# Directive
Reproduce, without any change, everything in the entries below from the line containing "triangle-legend-swatch [872, 28, 945, 53]" down to the line containing "x-tick-label: 0.5 [601, 514, 645, 551]", both of those lines included.

Items listed in a dataset:
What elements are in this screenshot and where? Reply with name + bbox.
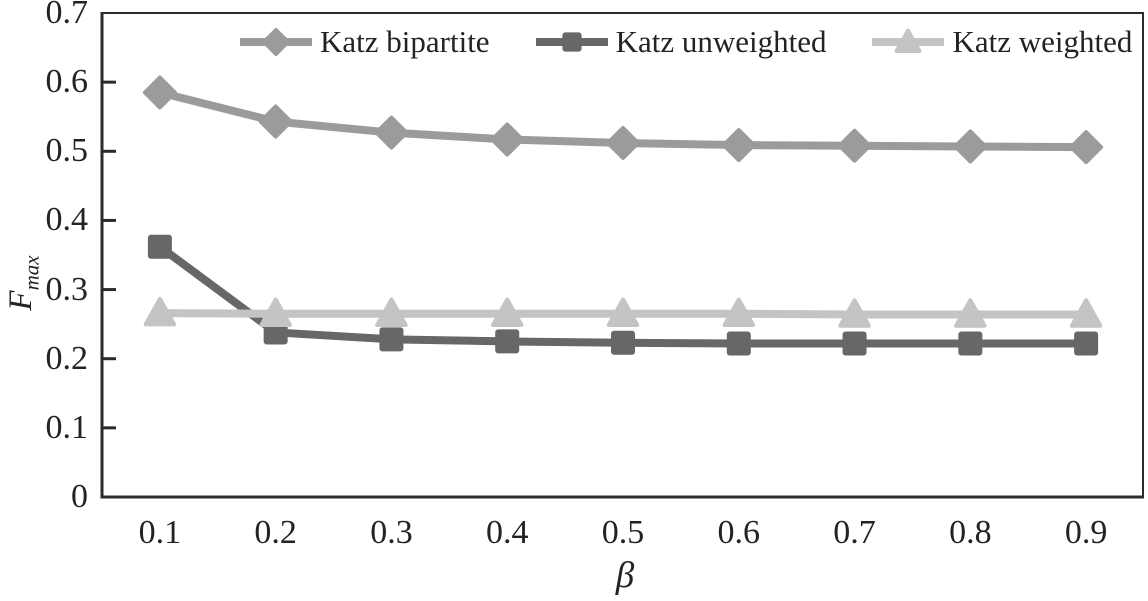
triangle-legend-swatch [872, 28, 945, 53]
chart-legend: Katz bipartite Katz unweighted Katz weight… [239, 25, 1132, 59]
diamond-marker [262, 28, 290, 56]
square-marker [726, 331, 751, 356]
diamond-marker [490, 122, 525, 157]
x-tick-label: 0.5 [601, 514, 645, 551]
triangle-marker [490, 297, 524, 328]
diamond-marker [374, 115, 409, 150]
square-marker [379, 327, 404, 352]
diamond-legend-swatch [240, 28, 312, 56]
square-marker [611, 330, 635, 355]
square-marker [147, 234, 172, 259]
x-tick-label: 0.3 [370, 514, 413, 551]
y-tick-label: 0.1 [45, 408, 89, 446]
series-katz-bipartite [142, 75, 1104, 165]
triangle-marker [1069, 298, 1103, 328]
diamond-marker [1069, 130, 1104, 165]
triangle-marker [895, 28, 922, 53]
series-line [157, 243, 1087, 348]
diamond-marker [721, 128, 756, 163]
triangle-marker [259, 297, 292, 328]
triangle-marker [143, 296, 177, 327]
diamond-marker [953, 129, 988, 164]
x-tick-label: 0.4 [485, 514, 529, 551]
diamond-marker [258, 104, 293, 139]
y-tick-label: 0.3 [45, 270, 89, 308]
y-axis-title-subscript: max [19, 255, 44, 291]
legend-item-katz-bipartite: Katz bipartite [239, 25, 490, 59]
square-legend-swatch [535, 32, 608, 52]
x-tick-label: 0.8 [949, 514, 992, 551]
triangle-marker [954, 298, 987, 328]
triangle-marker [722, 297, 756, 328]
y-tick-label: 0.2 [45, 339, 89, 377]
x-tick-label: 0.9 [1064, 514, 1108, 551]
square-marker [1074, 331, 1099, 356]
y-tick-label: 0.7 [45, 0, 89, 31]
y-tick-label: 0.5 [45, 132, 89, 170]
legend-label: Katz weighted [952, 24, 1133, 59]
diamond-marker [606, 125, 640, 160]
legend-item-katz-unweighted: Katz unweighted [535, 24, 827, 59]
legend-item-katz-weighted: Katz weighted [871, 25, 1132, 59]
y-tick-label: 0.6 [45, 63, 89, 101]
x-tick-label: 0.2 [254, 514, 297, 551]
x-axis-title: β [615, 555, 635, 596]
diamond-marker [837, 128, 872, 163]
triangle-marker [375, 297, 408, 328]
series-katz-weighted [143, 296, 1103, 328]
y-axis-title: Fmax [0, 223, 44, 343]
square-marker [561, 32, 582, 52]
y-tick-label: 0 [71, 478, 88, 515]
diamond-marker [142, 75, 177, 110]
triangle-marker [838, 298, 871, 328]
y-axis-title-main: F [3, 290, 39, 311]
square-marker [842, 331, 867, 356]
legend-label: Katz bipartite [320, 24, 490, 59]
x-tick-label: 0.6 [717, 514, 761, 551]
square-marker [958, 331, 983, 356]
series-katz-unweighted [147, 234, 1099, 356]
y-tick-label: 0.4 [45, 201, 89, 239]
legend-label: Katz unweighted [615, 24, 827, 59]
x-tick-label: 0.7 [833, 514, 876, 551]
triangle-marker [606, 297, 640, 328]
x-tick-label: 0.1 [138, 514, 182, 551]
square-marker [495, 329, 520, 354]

# Correct output
triangle-legend-swatch [872, 28, 945, 53]
chart-legend: Katz bipartite Katz unweighted Katz weight… [239, 25, 1132, 59]
diamond-marker [262, 28, 290, 56]
square-marker [726, 331, 751, 356]
diamond-marker [490, 122, 525, 157]
x-tick-label: 0.5 [601, 514, 645, 551]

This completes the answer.